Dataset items

################

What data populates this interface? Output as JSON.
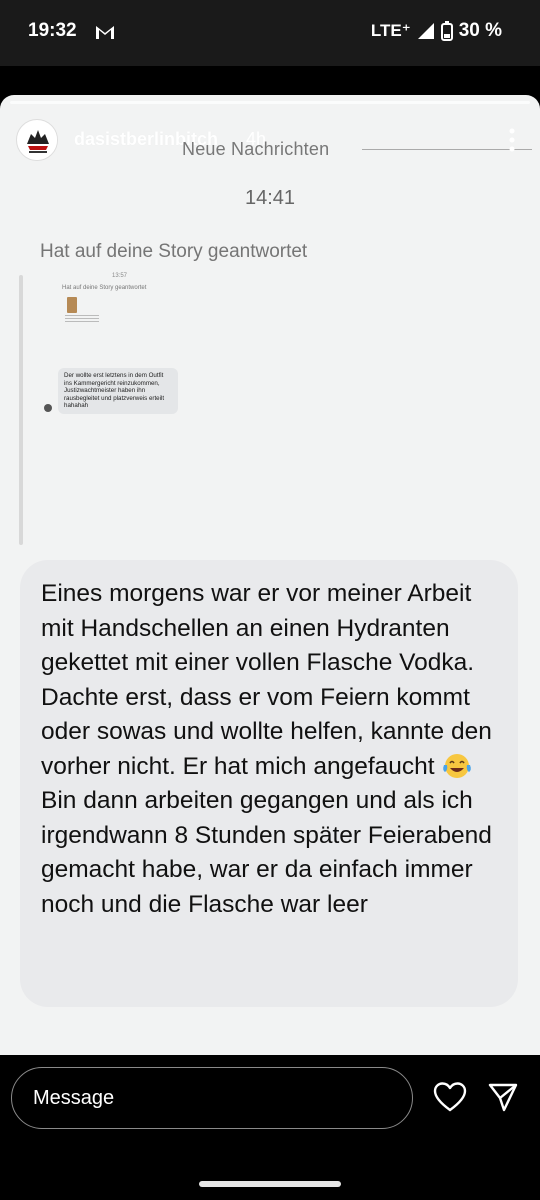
{
  "status_bar": {
    "time": "19:32",
    "network": "LTE⁺",
    "battery": "30 %",
    "mail_icon": "gmail-icon"
  },
  "story": {
    "username": "dasistberlinbitch",
    "time_ago": "4h",
    "new_messages_label": "Neue Nachrichten",
    "timestamp": "14:41",
    "replied_label": "Hat auf deine Story geantwortet",
    "nested": {
      "timestamp": "13:57",
      "replied_label": "Hat auf deine Story geantwortet",
      "message": "Der wollte erst letztens in dem Outfit ins Kammergericht reinzukommen, Justizwachtmeister haben ihn rausbegleitet und platzverweis erteilt hahahah"
    },
    "message": "Eines morgens war er vor meiner Arbeit mit Handschellen an einen Hydranten gekettet mit einer vollen Flasche Vodka. Dachte erst, dass er vom Feiern kommt oder sowas und wollte helfen, kannte den vorher nicht. Er hat mich angefaucht ",
    "message_part2": "\nBin dann arbeiten gegangen und als ich irgendwann 8 Stunden später Feierabend gemacht habe, war er da einfach immer noch und die Flasche war leer"
  },
  "reply_bar": {
    "placeholder": "Message"
  }
}
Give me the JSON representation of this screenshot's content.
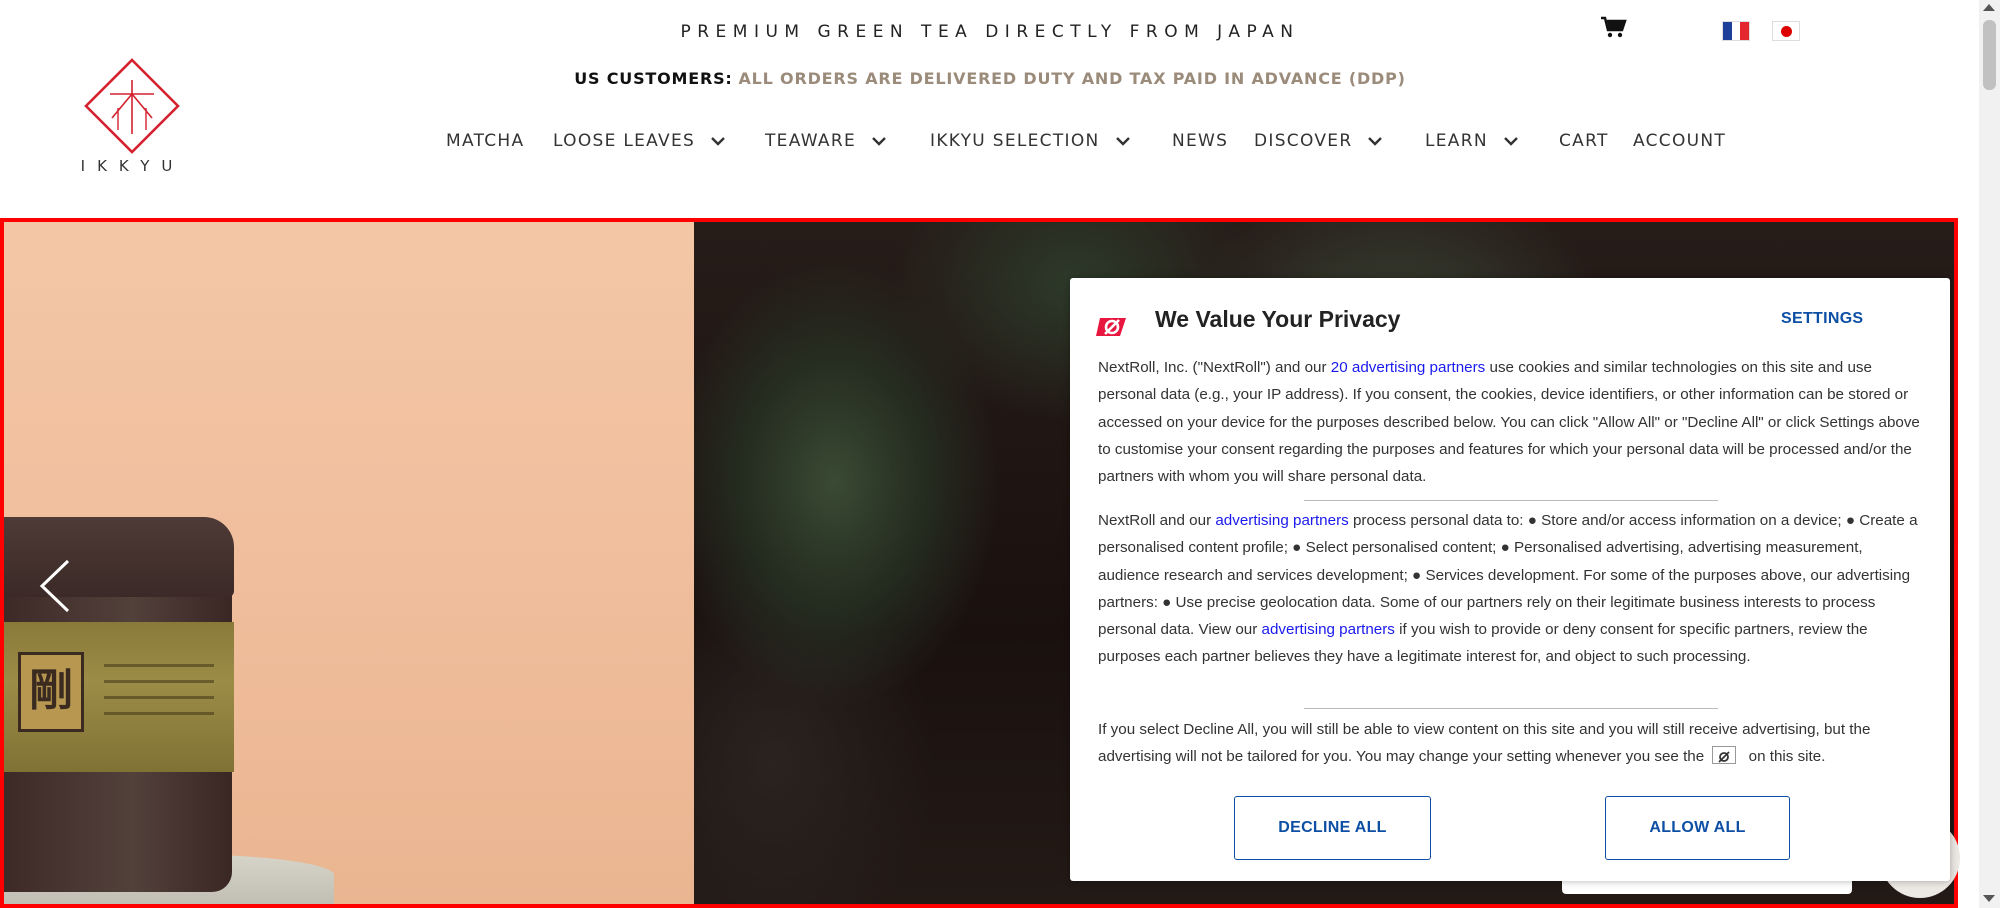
{
  "header": {
    "tagline": "PREMIUM GREEN TEA DIRECTLY FROM JAPAN",
    "us_label": "US CUSTOMERS:",
    "us_note": "ALL ORDERS ARE DELIVERED DUTY AND TAX PAID IN ADVANCE (DDP)",
    "logo_text": "IKKYU",
    "icons": {
      "cart": "cart-icon",
      "flag_fr": "france-flag-icon",
      "flag_jp": "japan-flag-icon"
    }
  },
  "nav": {
    "items": [
      {
        "label": "MATCHA",
        "has_dropdown": false
      },
      {
        "label": "LOOSE LEAVES",
        "has_dropdown": true
      },
      {
        "label": "TEAWARE",
        "has_dropdown": true
      },
      {
        "label": "IKKYU SELECTION",
        "has_dropdown": true
      },
      {
        "label": "NEWS",
        "has_dropdown": false
      },
      {
        "label": "DISCOVER",
        "has_dropdown": true
      },
      {
        "label": "LEARN",
        "has_dropdown": true
      },
      {
        "label": "CART",
        "has_dropdown": false
      },
      {
        "label": "ACCOUNT",
        "has_dropdown": false
      }
    ]
  },
  "hero": {
    "tin_kanji": "剛",
    "prev_icon": "chevron-left-icon"
  },
  "consent": {
    "title": "We Value Your Privacy",
    "settings_label": "SETTINGS",
    "p1_a": "NextRoll, Inc. (\"NextRoll\") and our ",
    "p1_link": "20 advertising partners",
    "p1_b": " use cookies and similar technologies on this site and use personal data (e.g., your IP address). If you consent, the cookies, device identifiers, or other information can be stored or accessed on your device for the purposes described below. You can click \"Allow All\" or \"Decline All\" or click Settings above to customise your consent regarding the purposes and features for which your personal data will be processed and/or the partners with whom you will share personal data.",
    "p2_a": "NextRoll and our ",
    "p2_link1": "advertising partners",
    "p2_b": " process personal data to: ● Store and/or access information on a device; ● Create a personalised content profile; ● Select personalised content; ● Personalised advertising, advertising measurement, audience research and services development; ● Services development. For some of the purposes above, our advertising partners: ● Use precise geolocation data. Some of our partners rely on their legitimate business interests to process personal data. View our ",
    "p2_link2": "advertising partners",
    "p2_c": " if you wish to provide or deny consent for specific partners, review the purposes each partner believes they have a legitimate interest for, and object to such processing.",
    "p3_a": "If you select Decline All, you will still be able to view content on this site and you will still receive advertising, but the advertising will not be tailored for you. You may change your setting whenever you see the ",
    "p3_b": " on this site.",
    "decline_label": "DECLINE ALL",
    "allow_label": "ALLOW ALL",
    "brand_color": "#e8173f",
    "link_color": "#1a1aee",
    "button_color": "#0d4fa4"
  }
}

################

Write out the material above once more, exactly as it reads, with no pictures.

REPLY TO THE EXERCISE:
What data populates this interface? Output as JSON.
{
  "status_bar": {
    "time": "19:32",
    "network": "LTE⁺",
    "battery": "30 %",
    "mail_icon": "gmail-icon"
  },
  "story": {
    "username": "dasistberlinbitch",
    "time_ago": "4h",
    "new_messages_label": "Neue Nachrichten",
    "timestamp": "14:41",
    "replied_label": "Hat auf deine Story geantwortet",
    "nested": {
      "timestamp": "13:57",
      "replied_label": "Hat auf deine Story geantwortet",
      "message": "Der wollte erst letztens in dem Outfit ins Kammergericht reinzukommen, Justizwachtmeister haben ihn rausbegleitet und platzverweis erteilt hahahah"
    },
    "message": "Eines morgens war er vor meiner Arbeit mit Handschellen an einen Hydranten gekettet mit einer vollen Flasche Vodka. Dachte erst, dass er vom Feiern kommt oder sowas und wollte helfen, kannte den vorher nicht. Er hat mich angefaucht ",
    "message_part2": "\nBin dann arbeiten gegangen und als ich irgendwann 8 Stunden später Feierabend gemacht habe, war er da einfach immer noch und die Flasche war leer"
  },
  "reply_bar": {
    "placeholder": "Message"
  }
}
Give me the JSON representation of this screenshot's content.
{
  "header": {
    "tagline": "PREMIUM GREEN TEA DIRECTLY FROM JAPAN",
    "us_label": "US CUSTOMERS:",
    "us_note": "ALL ORDERS ARE DELIVERED DUTY AND TAX PAID IN ADVANCE (DDP)",
    "logo_text": "IKKYU",
    "icons": {
      "cart": "cart-icon",
      "flag_fr": "france-flag-icon",
      "flag_jp": "japan-flag-icon"
    }
  },
  "nav": {
    "items": [
      {
        "label": "MATCHA",
        "has_dropdown": false
      },
      {
        "label": "LOOSE LEAVES",
        "has_dropdown": true
      },
      {
        "label": "TEAWARE",
        "has_dropdown": true
      },
      {
        "label": "IKKYU SELECTION",
        "has_dropdown": true
      },
      {
        "label": "NEWS",
        "has_dropdown": false
      },
      {
        "label": "DISCOVER",
        "has_dropdown": true
      },
      {
        "label": "LEARN",
        "has_dropdown": true
      },
      {
        "label": "CART",
        "has_dropdown": false
      },
      {
        "label": "ACCOUNT",
        "has_dropdown": false
      }
    ]
  },
  "hero": {
    "tin_kanji": "剛",
    "prev_icon": "chevron-left-icon"
  },
  "consent": {
    "title": "We Value Your Privacy",
    "settings_label": "SETTINGS",
    "p1_a": "NextRoll, Inc. (\"NextRoll\") and our ",
    "p1_link": "20 advertising partners",
    "p1_b": " use cookies and similar technologies on this site and use personal data (e.g., your IP address). If you consent, the cookies, device identifiers, or other information can be stored or accessed on your device for the purposes described below. You can click \"Allow All\" or \"Decline All\" or click Settings above to customise your consent regarding the purposes and features for which your personal data will be processed and/or the partners with whom you will share personal data.",
    "p2_a": "NextRoll and our ",
    "p2_link1": "advertising partners",
    "p2_b": " process personal data to: ● Store and/or access information on a device; ● Create a personalised content profile; ● Select personalised content; ● Personalised advertising, advertising measurement, audience research and services development; ● Services development. For some of the purposes above, our advertising partners: ● Use precise geolocation data. Some of our partners rely on their legitimate business interests to process personal data. View our ",
    "p2_link2": "advertising partners",
    "p2_c": " if you wish to provide or deny consent for specific partners, review the purposes each partner believes they have a legitimate interest for, and object to such processing.",
    "p3_a": "If you select Decline All, you will still be able to view content on this site and you will still receive advertising, but the advertising will not be tailored for you. You may change your setting whenever you see the ",
    "p3_b": " on this site.",
    "decline_label": "DECLINE ALL",
    "allow_label": "ALLOW ALL",
    "brand_color": "#e8173f",
    "link_color": "#1a1aee",
    "button_color": "#0d4fa4"
  }
}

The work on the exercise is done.